- _Page text_:

--- Begin ---

Is there any question that comes in? Is there an impact and overall site speed? You know, a lot of concerns with that. How do you address that?

Ben Whitmer 32:21

Yeah. So when it comes to us loading Threekit's player in for like an interactive 3D state, there isn't a huge, you know, impact to site speed one way or the next augmented reality has really no bearing on on site speed. And obviously, if we're just doing a bunch of picture rendering, it be the equivalent of loading up a just a picture on your site. The bigger question is, you know, what are the site speeds goals that you kind of have? And what's important to your team? And what is that? for lack of a better word trade off? I mean, there isn't a huge impact to site speed. However, if you think that the amount of content that you're pumping into a 3D experience would have that type of impact, well, are there things that we can do to revise or, you know, built into our technologies, the concept of like lazy loading, so it only will show a small subset of the thing until you start engaging with the asset that loads in the rest of the experience? So I know a lot of people are laser focused on that for for SEO and, you know, well, the controls within our technology are purpose built to be able to address speed.

Aaron Conant 32:35

Awesome. Is it possible for a user to upload their own picture, for example, upload your own picture to see how a pair of earrings look on you?

Ben Whitmer 33:48

Yeah, totally. Without a doubt, so he there's two ways of answering this question. I'll try both. So one, Threekit's technology 100% 100% supports image upload. So the same way that we could do an upload of a logo that we can seen earlier, ie in the presentation, you can upload a photo, to be the backdrop of whatever we're engaging with here. And you could drag and drop, you know, the the assets onto somebody's ears, if that's important. You know, we have a customer use case that they're dragging, and it's somebody configuring a door, and then they're dropping that door onto a picture of their house. Because they want to see what a red door might look like, as opposed to their existing front door. Great question. Yeah.

Aaron Conant 34:41

Also, is there any issue? Are you directly integrated with all the major eCommerce platforms is the next question that comes in?

--- End ---

- _Goals_:
A - From the Threekit transcript, repeat verbatim the part that opens with the words containing "Ben Whitmer 33:48" and closes with "Great question. Yeah.".
B - In the Threekit transcript, what does the customer in the described use case drop onto a picture of their house?

- _Given material_:
--- Begin ---

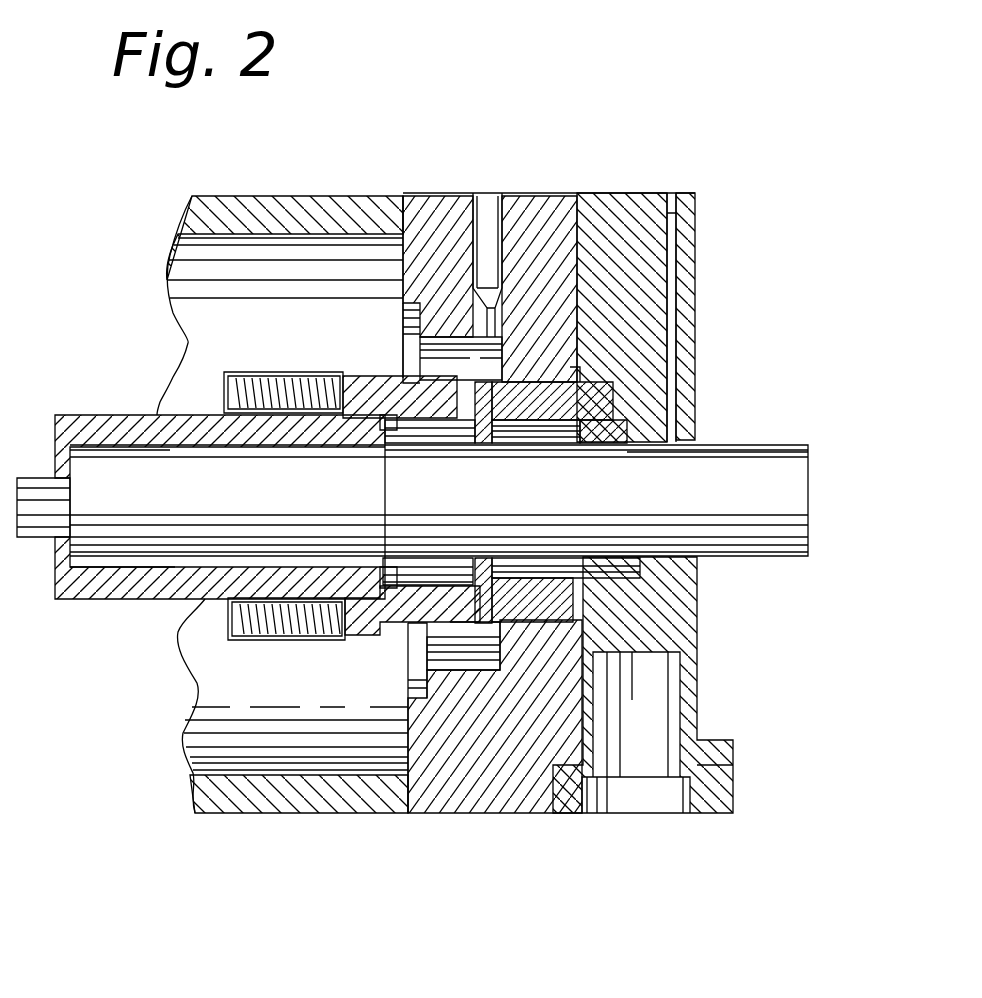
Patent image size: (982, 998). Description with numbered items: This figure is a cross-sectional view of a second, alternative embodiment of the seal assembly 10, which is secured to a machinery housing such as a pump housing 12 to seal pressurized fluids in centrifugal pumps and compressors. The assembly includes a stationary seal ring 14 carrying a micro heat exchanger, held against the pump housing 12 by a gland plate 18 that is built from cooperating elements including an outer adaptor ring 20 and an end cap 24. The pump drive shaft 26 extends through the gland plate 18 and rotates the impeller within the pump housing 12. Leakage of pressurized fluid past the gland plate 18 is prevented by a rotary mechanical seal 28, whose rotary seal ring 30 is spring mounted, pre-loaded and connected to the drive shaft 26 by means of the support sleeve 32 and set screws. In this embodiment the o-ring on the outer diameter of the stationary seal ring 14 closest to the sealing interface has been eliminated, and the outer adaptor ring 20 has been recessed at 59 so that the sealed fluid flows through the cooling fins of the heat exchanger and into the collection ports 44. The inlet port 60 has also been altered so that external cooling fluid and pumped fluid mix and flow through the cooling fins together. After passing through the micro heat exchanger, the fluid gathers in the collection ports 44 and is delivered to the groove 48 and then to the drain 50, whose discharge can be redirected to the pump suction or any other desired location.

--- End ---

- _Answers to the problems_:
A -
Ben Whitmer 33:48

Yeah, totally. Without a doubt, so he there's two ways of answering this question. I'll try both. So one, Threekit's technology 100% 100% supports image upload. So the same way that we could do an upload of a logo that we can seen earlier, ie in the presentation, you can upload a photo, to be the backdrop of whatever we're engaging with here. And you could drag and drop, you know, the the assets onto somebody's ears, if that's important. You know, we have a customer use case that they're dragging, and it's somebody configuring a door, and then they're dropping that door onto a picture of their house. Because they want to see what a red door might look like, as opposed to their existing front door. Great question. Yeah.

B - A door they are configuring.